Look through the material below and count the lines with the string "populates". Report only the count.
-=-=-
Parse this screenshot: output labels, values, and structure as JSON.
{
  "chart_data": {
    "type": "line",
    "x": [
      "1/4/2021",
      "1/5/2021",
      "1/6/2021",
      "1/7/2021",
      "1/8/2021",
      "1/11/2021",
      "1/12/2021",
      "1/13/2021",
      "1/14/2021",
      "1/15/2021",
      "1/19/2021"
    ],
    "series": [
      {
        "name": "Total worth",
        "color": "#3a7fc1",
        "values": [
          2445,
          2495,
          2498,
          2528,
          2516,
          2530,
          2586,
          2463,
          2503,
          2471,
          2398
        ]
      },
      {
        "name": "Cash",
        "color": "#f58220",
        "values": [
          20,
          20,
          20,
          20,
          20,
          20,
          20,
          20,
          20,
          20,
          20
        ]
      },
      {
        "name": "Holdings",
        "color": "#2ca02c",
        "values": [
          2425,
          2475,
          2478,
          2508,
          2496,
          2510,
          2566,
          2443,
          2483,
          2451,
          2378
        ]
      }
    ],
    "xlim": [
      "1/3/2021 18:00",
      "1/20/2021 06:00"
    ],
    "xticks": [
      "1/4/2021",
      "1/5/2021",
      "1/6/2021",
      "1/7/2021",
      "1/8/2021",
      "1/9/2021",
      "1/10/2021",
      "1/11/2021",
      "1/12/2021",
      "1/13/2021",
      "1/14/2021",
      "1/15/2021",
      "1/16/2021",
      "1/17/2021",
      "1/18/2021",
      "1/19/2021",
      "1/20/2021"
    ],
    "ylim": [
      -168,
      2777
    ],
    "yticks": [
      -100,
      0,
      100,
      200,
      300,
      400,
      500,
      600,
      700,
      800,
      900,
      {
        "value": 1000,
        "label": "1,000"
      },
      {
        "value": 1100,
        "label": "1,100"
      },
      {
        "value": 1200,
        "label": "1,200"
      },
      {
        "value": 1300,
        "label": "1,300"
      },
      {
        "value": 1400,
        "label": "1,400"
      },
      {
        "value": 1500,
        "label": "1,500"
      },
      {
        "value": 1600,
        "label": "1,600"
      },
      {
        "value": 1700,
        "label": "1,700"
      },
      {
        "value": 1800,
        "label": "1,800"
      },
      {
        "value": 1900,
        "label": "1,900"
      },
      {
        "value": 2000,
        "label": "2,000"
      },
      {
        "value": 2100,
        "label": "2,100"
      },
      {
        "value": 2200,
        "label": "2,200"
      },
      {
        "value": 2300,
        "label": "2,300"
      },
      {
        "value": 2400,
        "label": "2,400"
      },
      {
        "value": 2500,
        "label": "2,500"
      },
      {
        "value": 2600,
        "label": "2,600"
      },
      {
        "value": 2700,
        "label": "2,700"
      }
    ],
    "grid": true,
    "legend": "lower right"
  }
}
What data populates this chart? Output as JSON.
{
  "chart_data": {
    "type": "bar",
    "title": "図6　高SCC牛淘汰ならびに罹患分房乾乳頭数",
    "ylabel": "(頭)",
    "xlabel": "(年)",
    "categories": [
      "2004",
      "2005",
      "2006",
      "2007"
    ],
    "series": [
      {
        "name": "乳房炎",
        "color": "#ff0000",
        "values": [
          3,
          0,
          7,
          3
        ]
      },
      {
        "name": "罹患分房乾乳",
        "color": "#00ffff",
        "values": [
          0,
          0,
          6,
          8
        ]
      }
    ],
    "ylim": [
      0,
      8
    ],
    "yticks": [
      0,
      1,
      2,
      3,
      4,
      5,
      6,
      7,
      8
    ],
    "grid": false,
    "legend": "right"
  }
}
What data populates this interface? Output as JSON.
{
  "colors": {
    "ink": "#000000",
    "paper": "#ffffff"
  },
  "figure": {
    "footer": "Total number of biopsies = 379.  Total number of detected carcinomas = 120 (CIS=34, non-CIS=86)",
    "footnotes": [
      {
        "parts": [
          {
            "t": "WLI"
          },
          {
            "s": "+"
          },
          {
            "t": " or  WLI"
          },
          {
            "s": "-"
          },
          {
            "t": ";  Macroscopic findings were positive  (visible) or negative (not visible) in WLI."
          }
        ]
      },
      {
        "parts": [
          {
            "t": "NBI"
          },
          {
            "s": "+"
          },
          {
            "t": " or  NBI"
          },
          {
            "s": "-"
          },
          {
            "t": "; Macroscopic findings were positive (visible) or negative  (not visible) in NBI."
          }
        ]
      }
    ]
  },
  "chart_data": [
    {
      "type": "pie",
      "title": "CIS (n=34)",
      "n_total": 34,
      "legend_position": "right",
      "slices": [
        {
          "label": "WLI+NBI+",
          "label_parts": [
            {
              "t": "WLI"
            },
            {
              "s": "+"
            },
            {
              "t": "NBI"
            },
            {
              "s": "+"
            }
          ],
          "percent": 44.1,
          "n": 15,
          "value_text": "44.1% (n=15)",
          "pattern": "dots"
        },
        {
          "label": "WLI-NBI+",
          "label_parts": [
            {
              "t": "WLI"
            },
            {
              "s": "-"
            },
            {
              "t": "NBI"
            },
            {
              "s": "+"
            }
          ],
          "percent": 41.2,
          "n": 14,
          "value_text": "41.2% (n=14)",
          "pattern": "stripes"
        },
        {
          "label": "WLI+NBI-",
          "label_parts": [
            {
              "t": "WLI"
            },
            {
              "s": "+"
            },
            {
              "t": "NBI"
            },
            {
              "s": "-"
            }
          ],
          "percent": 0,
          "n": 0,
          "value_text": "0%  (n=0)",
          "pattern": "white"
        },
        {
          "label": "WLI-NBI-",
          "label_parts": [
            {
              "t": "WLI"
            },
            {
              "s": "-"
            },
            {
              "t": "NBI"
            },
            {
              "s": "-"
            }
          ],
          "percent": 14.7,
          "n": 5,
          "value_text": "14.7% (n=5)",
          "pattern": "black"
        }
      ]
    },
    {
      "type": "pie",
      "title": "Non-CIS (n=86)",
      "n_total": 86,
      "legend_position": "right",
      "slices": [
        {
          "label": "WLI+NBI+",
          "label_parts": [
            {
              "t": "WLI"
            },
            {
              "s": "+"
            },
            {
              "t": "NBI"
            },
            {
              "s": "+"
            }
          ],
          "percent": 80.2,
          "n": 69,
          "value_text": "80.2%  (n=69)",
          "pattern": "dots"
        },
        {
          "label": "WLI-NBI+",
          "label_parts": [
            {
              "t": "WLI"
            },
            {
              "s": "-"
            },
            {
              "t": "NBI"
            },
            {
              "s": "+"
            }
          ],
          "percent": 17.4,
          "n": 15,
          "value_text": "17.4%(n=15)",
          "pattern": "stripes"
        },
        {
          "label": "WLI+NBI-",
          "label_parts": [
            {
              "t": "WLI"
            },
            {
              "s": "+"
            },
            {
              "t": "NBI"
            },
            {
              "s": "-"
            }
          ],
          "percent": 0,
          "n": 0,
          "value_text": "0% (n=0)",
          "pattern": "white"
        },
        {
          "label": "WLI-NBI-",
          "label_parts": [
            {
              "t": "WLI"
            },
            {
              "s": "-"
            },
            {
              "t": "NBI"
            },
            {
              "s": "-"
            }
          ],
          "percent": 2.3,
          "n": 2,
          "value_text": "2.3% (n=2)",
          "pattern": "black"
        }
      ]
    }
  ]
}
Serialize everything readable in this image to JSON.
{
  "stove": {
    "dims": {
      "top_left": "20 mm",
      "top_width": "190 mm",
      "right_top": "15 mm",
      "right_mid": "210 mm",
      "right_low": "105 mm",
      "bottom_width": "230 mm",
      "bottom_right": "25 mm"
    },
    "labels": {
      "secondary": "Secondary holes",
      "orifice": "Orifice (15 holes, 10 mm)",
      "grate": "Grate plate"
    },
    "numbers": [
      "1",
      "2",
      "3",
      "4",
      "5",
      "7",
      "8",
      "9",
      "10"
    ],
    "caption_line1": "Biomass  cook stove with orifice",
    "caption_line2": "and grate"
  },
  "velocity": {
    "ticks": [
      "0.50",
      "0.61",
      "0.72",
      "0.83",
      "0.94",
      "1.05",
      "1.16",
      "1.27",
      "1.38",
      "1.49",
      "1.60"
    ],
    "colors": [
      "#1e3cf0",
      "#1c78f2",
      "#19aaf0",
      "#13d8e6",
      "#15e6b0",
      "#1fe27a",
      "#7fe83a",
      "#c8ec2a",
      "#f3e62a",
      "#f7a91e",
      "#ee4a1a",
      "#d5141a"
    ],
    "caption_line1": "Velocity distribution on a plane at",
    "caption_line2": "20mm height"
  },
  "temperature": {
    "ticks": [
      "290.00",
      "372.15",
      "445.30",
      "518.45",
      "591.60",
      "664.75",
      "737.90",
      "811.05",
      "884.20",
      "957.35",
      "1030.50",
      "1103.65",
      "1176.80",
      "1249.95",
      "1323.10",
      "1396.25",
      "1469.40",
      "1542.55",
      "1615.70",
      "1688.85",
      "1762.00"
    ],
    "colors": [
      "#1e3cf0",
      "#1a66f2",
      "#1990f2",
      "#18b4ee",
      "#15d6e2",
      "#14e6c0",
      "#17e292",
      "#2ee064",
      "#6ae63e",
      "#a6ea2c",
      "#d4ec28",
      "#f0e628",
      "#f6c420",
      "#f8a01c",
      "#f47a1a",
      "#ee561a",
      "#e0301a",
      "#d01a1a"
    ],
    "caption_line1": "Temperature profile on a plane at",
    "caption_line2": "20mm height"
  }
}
-=-=-
EXPECTED ANSWER:
2